Figure contents as structured data:
··········

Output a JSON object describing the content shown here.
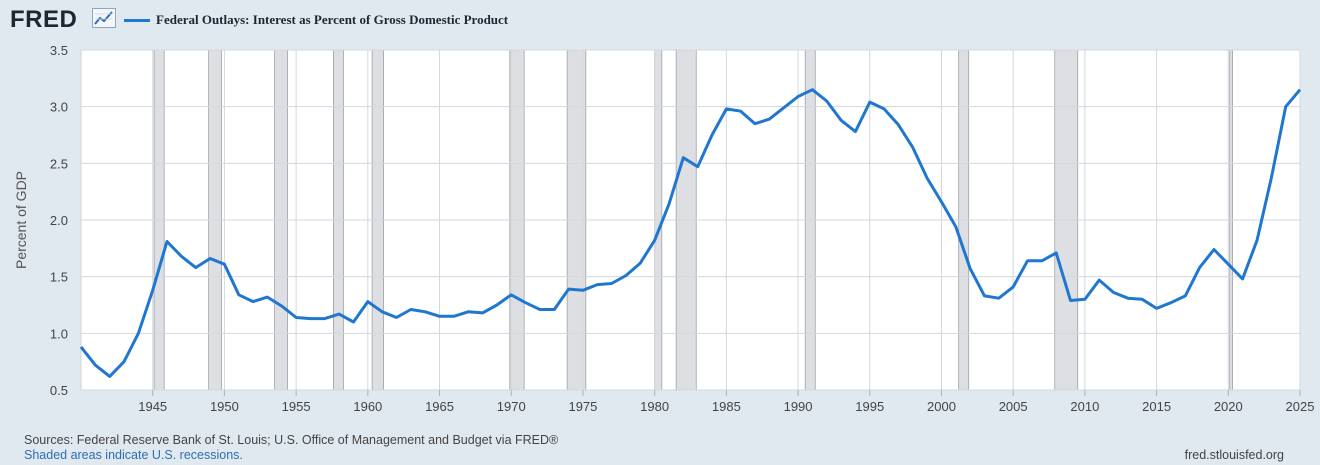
{
  "header": {
    "logo_text": "FRED",
    "logo_icon": "line-chart-icon",
    "series_title": "Federal Outlays: Interest as Percent of Gross Domestic Product",
    "series_color": "#1f77d0"
  },
  "footer": {
    "sources": "Sources: Federal Reserve Bank of St. Louis; U.S. Office of Management and Budget via FRED®",
    "recession_note": "Shaded areas indicate U.S. recessions.",
    "site": "fred.stlouisfed.org"
  },
  "chart_data": {
    "type": "line",
    "title": "Federal Outlays: Interest as Percent of Gross Domestic Product",
    "ylabel": "Percent of GDP",
    "xlabel": "",
    "xlim": [
      1940,
      2025
    ],
    "ylim": [
      0.5,
      3.5
    ],
    "y_ticks": [
      0.5,
      1.0,
      1.5,
      2.0,
      2.5,
      3.0,
      3.5
    ],
    "y_tick_labels": [
      "0.5",
      "1.0",
      "1.5",
      "2.0",
      "2.5",
      "3.0",
      "3.5"
    ],
    "x_ticks": [
      1945,
      1950,
      1955,
      1960,
      1965,
      1970,
      1975,
      1980,
      1985,
      1990,
      1995,
      2000,
      2005,
      2010,
      2015,
      2020,
      2025
    ],
    "x_tick_labels": [
      "1945",
      "1950",
      "1955",
      "1960",
      "1965",
      "1970",
      "1975",
      "1980",
      "1985",
      "1990",
      "1995",
      "2000",
      "2005",
      "2010",
      "2015",
      "2020",
      "2025"
    ],
    "grid": true,
    "line_color": "#1f77d0",
    "recessions": [
      [
        1945.1,
        1945.8
      ],
      [
        1948.9,
        1949.8
      ],
      [
        1953.5,
        1954.4
      ],
      [
        1957.6,
        1958.3
      ],
      [
        1960.3,
        1961.1
      ],
      [
        1969.9,
        1970.9
      ],
      [
        1973.9,
        1975.2
      ],
      [
        1980.0,
        1980.5
      ],
      [
        1981.5,
        1982.9
      ],
      [
        1990.5,
        1991.2
      ],
      [
        2001.2,
        2001.9
      ],
      [
        2007.9,
        2009.5
      ],
      [
        2020.1,
        2020.3
      ]
    ],
    "series": [
      {
        "name": "Federal Outlays: Interest as Percent of Gross Domestic Product",
        "x": [
          1940,
          1941,
          1942,
          1943,
          1944,
          1945,
          1946,
          1947,
          1948,
          1949,
          1950,
          1951,
          1952,
          1953,
          1954,
          1955,
          1956,
          1957,
          1958,
          1959,
          1960,
          1961,
          1962,
          1963,
          1964,
          1965,
          1966,
          1967,
          1968,
          1969,
          1970,
          1971,
          1972,
          1973,
          1974,
          1975,
          1976,
          1977,
          1978,
          1979,
          1980,
          1981,
          1982,
          1983,
          1984,
          1985,
          1986,
          1987,
          1988,
          1989,
          1990,
          1991,
          1992,
          1993,
          1994,
          1995,
          1996,
          1997,
          1998,
          1999,
          2000,
          2001,
          2002,
          2003,
          2004,
          2005,
          2006,
          2007,
          2008,
          2009,
          2010,
          2011,
          2012,
          2013,
          2014,
          2015,
          2016,
          2017,
          2018,
          2019,
          2020,
          2021,
          2022,
          2023,
          2024,
          2025
        ],
        "values": [
          0.88,
          0.72,
          0.62,
          0.75,
          1.0,
          1.38,
          1.81,
          1.68,
          1.58,
          1.66,
          1.61,
          1.34,
          1.28,
          1.32,
          1.24,
          1.14,
          1.13,
          1.13,
          1.17,
          1.1,
          1.28,
          1.19,
          1.14,
          1.21,
          1.19,
          1.15,
          1.15,
          1.19,
          1.18,
          1.25,
          1.34,
          1.27,
          1.21,
          1.21,
          1.39,
          1.38,
          1.43,
          1.44,
          1.51,
          1.62,
          1.82,
          2.14,
          2.55,
          2.47,
          2.75,
          2.98,
          2.96,
          2.85,
          2.89,
          2.99,
          3.09,
          3.15,
          3.05,
          2.88,
          2.78,
          3.04,
          2.98,
          2.84,
          2.64,
          2.37,
          2.16,
          1.94,
          1.57,
          1.33,
          1.31,
          1.41,
          1.64,
          1.64,
          1.71,
          1.29,
          1.3,
          1.47,
          1.36,
          1.31,
          1.3,
          1.22,
          1.27,
          1.33,
          1.58,
          1.74,
          1.61,
          1.48,
          1.82,
          2.37,
          3.0,
          3.15
        ]
      }
    ]
  }
}
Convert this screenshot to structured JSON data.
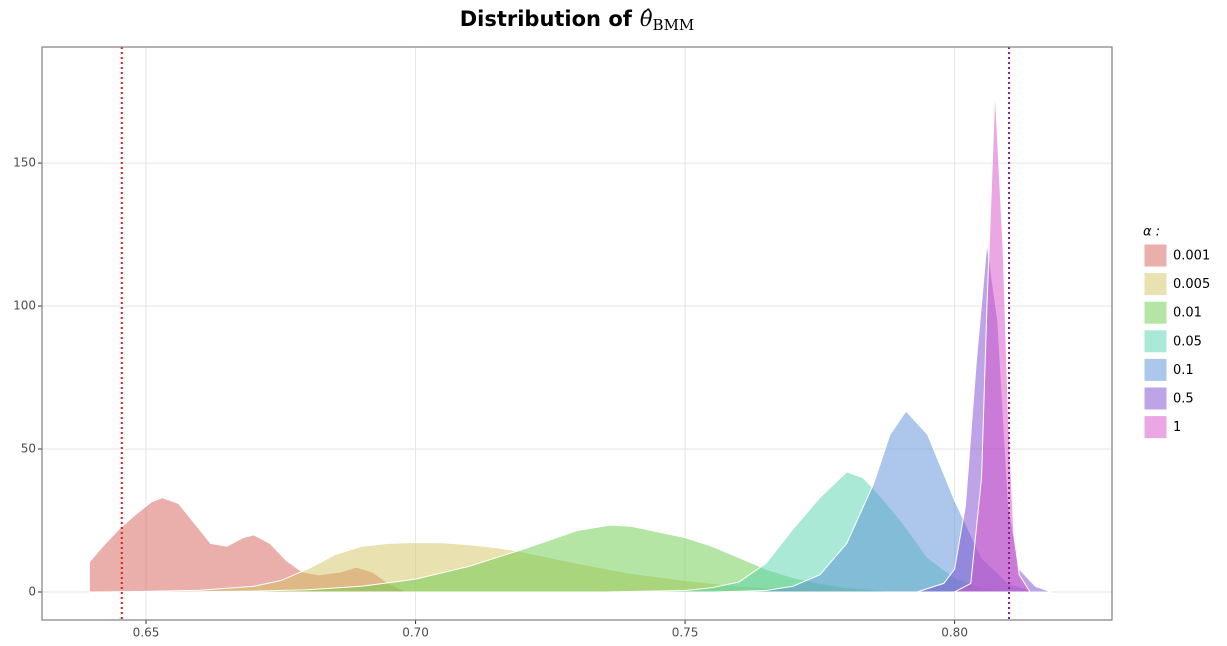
{
  "chart_data": {
    "type": "density",
    "title": "Distribution of",
    "title_symbol": "θ̂",
    "title_subscript": "BMM",
    "legend_title": "α :",
    "legend": "right",
    "grid": true,
    "xlim": [
      0.6307,
      0.8292
    ],
    "ylim": [
      -9.8,
      190.6
    ],
    "xticks": [
      0.65,
      {
        "value": 0.7,
        "label": "0.70"
      },
      0.75,
      {
        "value": 0.8,
        "label": "0.80"
      }
    ],
    "yticks": [
      0,
      50,
      100,
      150
    ],
    "vlines": [
      {
        "x": 0.6455,
        "color": "#e41a1c"
      },
      {
        "x": 0.8101,
        "color": "#8b1a8b"
      }
    ],
    "series": [
      {
        "name": "0.001",
        "color": "#d65f58",
        "x": [
          0.6395,
          0.642,
          0.645,
          0.648,
          0.651,
          0.653,
          0.656,
          0.659,
          0.662,
          0.665,
          0.668,
          0.67,
          0.673,
          0.676,
          0.679,
          0.682,
          0.686,
          0.689,
          0.692,
          0.695,
          0.698
        ],
        "values": [
          10.5,
          16,
          22,
          27,
          31.5,
          33,
          31,
          24,
          17,
          16,
          19,
          20,
          17,
          11,
          7,
          6,
          7,
          8.7,
          7,
          3,
          0.5
        ]
      },
      {
        "name": "0.005",
        "color": "#d4c460",
        "x": [
          0.64,
          0.65,
          0.66,
          0.67,
          0.675,
          0.68,
          0.685,
          0.69,
          0.695,
          0.7,
          0.705,
          0.71,
          0.715,
          0.72,
          0.725,
          0.73,
          0.74,
          0.75,
          0.76,
          0.77,
          0.78,
          0.79
        ],
        "values": [
          0,
          0.2,
          0.6,
          2,
          4,
          8,
          13,
          16,
          17,
          17.3,
          17.2,
          16.5,
          15.5,
          14,
          12,
          10,
          6.5,
          4,
          2,
          1,
          0.3,
          0
        ]
      },
      {
        "name": "0.01",
        "color": "#6acc4a",
        "x": [
          0.655,
          0.67,
          0.68,
          0.69,
          0.7,
          0.71,
          0.72,
          0.73,
          0.736,
          0.74,
          0.75,
          0.755,
          0.76,
          0.765,
          0.77,
          0.775,
          0.78,
          0.79
        ],
        "values": [
          0,
          0.3,
          0.8,
          2,
          4.5,
          9,
          15,
          21.5,
          23.4,
          23,
          19,
          16,
          12,
          8,
          5,
          3,
          1.5,
          0
        ]
      },
      {
        "name": "0.05",
        "color": "#55d4ac",
        "x": [
          0.735,
          0.75,
          0.755,
          0.76,
          0.765,
          0.77,
          0.775,
          0.78,
          0.783,
          0.786,
          0.79,
          0.795,
          0.8,
          0.805,
          0.81
        ],
        "values": [
          0,
          0.5,
          1.5,
          3.5,
          10,
          22,
          33,
          42,
          40,
          34,
          25,
          12,
          5,
          1.5,
          0
        ]
      },
      {
        "name": "0.1",
        "color": "#5a90d8",
        "x": [
          0.755,
          0.765,
          0.77,
          0.775,
          0.78,
          0.785,
          0.788,
          0.791,
          0.795,
          0.8,
          0.805,
          0.81,
          0.815
        ],
        "values": [
          0,
          0.5,
          2,
          6,
          17,
          38,
          55,
          63.3,
          55,
          32,
          12,
          3,
          0
        ]
      },
      {
        "name": "0.5",
        "color": "#7a4ad0",
        "x": [
          0.793,
          0.798,
          0.8,
          0.802,
          0.804,
          0.806,
          0.808,
          0.81,
          0.812,
          0.815,
          0.818
        ],
        "values": [
          0,
          3,
          8,
          30,
          80,
          122,
          95,
          30,
          8,
          2,
          0
        ]
      },
      {
        "name": "1",
        "color": "#d850c8",
        "x": [
          0.8,
          0.803,
          0.805,
          0.806,
          0.8075,
          0.809,
          0.81,
          0.811,
          0.812,
          0.814
        ],
        "values": [
          0,
          3,
          40,
          100,
          176,
          120,
          60,
          20,
          6,
          0
        ]
      }
    ]
  }
}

··········

§ Task details: Extract from the data every line where "name" shows up.

§ Answer for the task:
        "name": "Federal Outlays: Interest as Percent of Gross Domestic Product",
        "name": "0.001",
        "name": "0.005",
        "name": "0.01",
        "name": "0.05",
        "name": "0.1",
        "name": "0.5",
        "name": "1",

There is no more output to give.